### What the task asks
Copy each entry as it stands, leaving nothing out.

** BEGIN **

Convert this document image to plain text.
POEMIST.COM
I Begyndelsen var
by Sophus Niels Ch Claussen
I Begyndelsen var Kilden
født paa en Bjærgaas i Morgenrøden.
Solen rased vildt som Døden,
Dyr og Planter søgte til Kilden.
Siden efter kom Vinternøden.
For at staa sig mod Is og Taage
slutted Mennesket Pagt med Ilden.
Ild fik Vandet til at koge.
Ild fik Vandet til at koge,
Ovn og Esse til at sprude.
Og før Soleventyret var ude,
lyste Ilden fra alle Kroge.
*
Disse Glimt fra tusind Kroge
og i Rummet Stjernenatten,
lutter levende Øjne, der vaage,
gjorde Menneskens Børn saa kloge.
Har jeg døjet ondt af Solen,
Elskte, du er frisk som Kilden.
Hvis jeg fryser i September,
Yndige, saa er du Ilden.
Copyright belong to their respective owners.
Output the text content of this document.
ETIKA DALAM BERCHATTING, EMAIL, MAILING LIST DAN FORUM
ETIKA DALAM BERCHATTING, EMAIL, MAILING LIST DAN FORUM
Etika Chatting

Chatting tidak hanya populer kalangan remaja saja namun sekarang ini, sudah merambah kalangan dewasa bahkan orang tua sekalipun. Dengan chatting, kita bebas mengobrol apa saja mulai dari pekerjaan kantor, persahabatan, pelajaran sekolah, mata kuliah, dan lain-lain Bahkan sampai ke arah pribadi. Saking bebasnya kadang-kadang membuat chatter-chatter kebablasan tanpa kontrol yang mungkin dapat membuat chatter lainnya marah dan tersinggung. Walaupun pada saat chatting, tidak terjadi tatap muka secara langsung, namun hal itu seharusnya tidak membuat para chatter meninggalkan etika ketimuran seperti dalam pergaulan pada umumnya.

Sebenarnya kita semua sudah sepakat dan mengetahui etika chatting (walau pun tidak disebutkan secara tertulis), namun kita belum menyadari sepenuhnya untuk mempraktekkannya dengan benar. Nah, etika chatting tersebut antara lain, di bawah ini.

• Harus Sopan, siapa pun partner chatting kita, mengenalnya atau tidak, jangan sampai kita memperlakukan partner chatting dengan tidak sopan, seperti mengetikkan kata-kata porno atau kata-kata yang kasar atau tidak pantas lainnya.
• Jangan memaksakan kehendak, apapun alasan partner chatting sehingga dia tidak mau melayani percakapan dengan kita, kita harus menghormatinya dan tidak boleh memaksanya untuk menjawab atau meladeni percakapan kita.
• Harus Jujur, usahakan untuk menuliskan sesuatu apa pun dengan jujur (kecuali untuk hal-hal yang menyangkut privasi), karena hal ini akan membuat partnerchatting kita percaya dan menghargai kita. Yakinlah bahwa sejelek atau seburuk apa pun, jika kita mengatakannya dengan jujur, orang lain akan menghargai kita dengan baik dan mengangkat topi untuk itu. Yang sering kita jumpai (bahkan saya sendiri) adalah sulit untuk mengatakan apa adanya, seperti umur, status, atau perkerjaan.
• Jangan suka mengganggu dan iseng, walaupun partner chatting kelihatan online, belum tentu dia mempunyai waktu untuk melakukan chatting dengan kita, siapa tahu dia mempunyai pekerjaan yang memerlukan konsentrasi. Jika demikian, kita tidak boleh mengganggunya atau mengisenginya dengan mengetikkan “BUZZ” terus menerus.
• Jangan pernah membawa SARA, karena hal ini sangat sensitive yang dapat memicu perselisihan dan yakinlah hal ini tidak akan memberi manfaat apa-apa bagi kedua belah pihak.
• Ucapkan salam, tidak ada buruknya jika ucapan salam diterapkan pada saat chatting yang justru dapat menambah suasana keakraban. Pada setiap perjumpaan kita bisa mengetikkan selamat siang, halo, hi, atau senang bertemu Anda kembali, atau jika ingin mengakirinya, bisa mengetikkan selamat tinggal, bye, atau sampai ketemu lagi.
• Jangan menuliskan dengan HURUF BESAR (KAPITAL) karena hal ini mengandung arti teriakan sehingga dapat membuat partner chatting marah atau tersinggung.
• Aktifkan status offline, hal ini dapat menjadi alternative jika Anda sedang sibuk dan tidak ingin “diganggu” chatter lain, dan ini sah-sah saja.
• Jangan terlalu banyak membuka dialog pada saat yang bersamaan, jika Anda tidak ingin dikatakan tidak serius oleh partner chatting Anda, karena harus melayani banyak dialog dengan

** END **

### Solution to the problem
Convert this document image to plain text.
POEMIST.COM
I Begyndelsen var
by Sophus Niels Ch Claussen
I Begyndelsen var Kilden
født paa en Bjærgaas i Morgenrøden.
Solen rased vildt som Døden,
Dyr og Planter søgte til Kilden.
Siden efter kom Vinternøden.
For at staa sig mod Is og Taage
slutted Mennesket Pagt med Ilden.
Ild fik Vandet til at koge.
Ild fik Vandet til at koge,
Ovn og Esse til at sprude.
Og før Soleventyret var ude,
lyste Ilden fra alle Kroge.
*
Disse Glimt fra tusind Kroge
og i Rummet Stjernenatten,
lutter levende Øjne, der vaage,
gjorde Menneskens Børn saa kloge.
Har jeg døjet ondt af Solen,
Elskte, du er frisk som Kilden.
Hvis jeg fryser i September,
Yndige, saa er du Ilden.
Copyright belong to their respective owners.
Output the text content of this document.
ETIKA DALAM BERCHATTING, EMAIL, MAILING LIST DAN FORUM
ETIKA DALAM BERCHATTING, EMAIL, MAILING LIST DAN FORUM
Etika Chatting

Chatting tidak hanya populer kalangan remaja saja namun sekarang ini, sudah merambah kalangan dewasa bahkan orang tua sekalipun. Dengan chatting, kita bebas mengobrol apa saja mulai dari pekerjaan kantor, persahabatan, pelajaran sekolah, mata kuliah, dan lain-lain Bahkan sampai ke arah pribadi. Saking bebasnya kadang-kadang membuat chatter-chatter kebablasan tanpa kontrol yang mungkin dapat membuat chatter lainnya marah dan tersinggung. Walaupun pada saat chatting, tidak terjadi tatap muka secara langsung, namun hal itu seharusnya tidak membuat para chatter meninggalkan etika ketimuran seperti dalam pergaulan pada umumnya.

Sebenarnya kita semua sudah sepakat dan mengetahui etika chatting (walau pun tidak disebutkan secara tertulis), namun kita belum menyadari sepenuhnya untuk mempraktekkannya dengan benar. Nah, etika chatting tersebut antara lain, di bawah ini.

• Harus Sopan, siapa pun partner chatting kita, mengenalnya atau tidak, jangan sampai kita memperlakukan partner chatting dengan tidak sopan, seperti mengetikkan kata-kata porno atau kata-kata yang kasar atau tidak pantas lainnya.
• Jangan memaksakan kehendak, apapun alasan partner chatting sehingga dia tidak mau melayani percakapan dengan kita, kita harus menghormatinya dan tidak boleh memaksanya untuk menjawab atau meladeni percakapan kita.
• Harus Jujur, usahakan untuk menuliskan sesuatu apa pun dengan jujur (kecuali untuk hal-hal yang menyangkut privasi), karena hal ini akan membuat partnerchatting kita percaya dan menghargai kita. Yakinlah bahwa sejelek atau seburuk apa pun, jika kita mengatakannya dengan jujur, orang lain akan menghargai kita dengan baik dan mengangkat topi untuk itu. Yang sering kita jumpai (bahkan saya sendiri) adalah sulit untuk mengatakan apa adanya, seperti umur, status, atau perkerjaan.
• Jangan suka mengganggu dan iseng, walaupun partner chatting kelihatan online, belum tentu dia mempunyai waktu untuk melakukan chatting dengan kita, siapa tahu dia mempunyai pekerjaan yang memerlukan konsentrasi. Jika demikian, kita tidak boleh mengganggunya atau mengisenginya dengan mengetikkan “BUZZ” terus menerus.
• Jangan pernah membawa SARA, karena hal ini sangat sensitive yang dapat memicu perselisihan dan yakinlah hal ini tidak akan memberi manfaat apa-apa bagi kedua belah pihak.
• Ucapkan salam, tidak ada buruknya jika ucapan salam diterapkan pada saat chatting yang justru dapat menambah suasana keakraban. Pada setiap perjumpaan kita bisa mengetikkan selamat siang, halo, hi, atau senang bertemu Anda kembali, atau jika ingin mengakirinya, bisa mengetikkan selamat tinggal, bye, atau sampai ketemu lagi.
• Jangan menuliskan dengan HURUF BESAR (KAPITAL) karena hal ini mengandung arti teriakan sehingga dapat membuat partner chatting marah atau tersinggung.
• Aktifkan status offline, hal ini dapat menjadi alternative jika Anda sedang sibuk dan tidak ingin “diganggu” chatter lain, dan ini sah-sah saja.
• Jangan terlalu banyak membuka dialog pada saat yang bersamaan, jika Anda tidak ingin dikatakan tidak serius oleh partner chatting Anda, karena harus melayani banyak dialog dengan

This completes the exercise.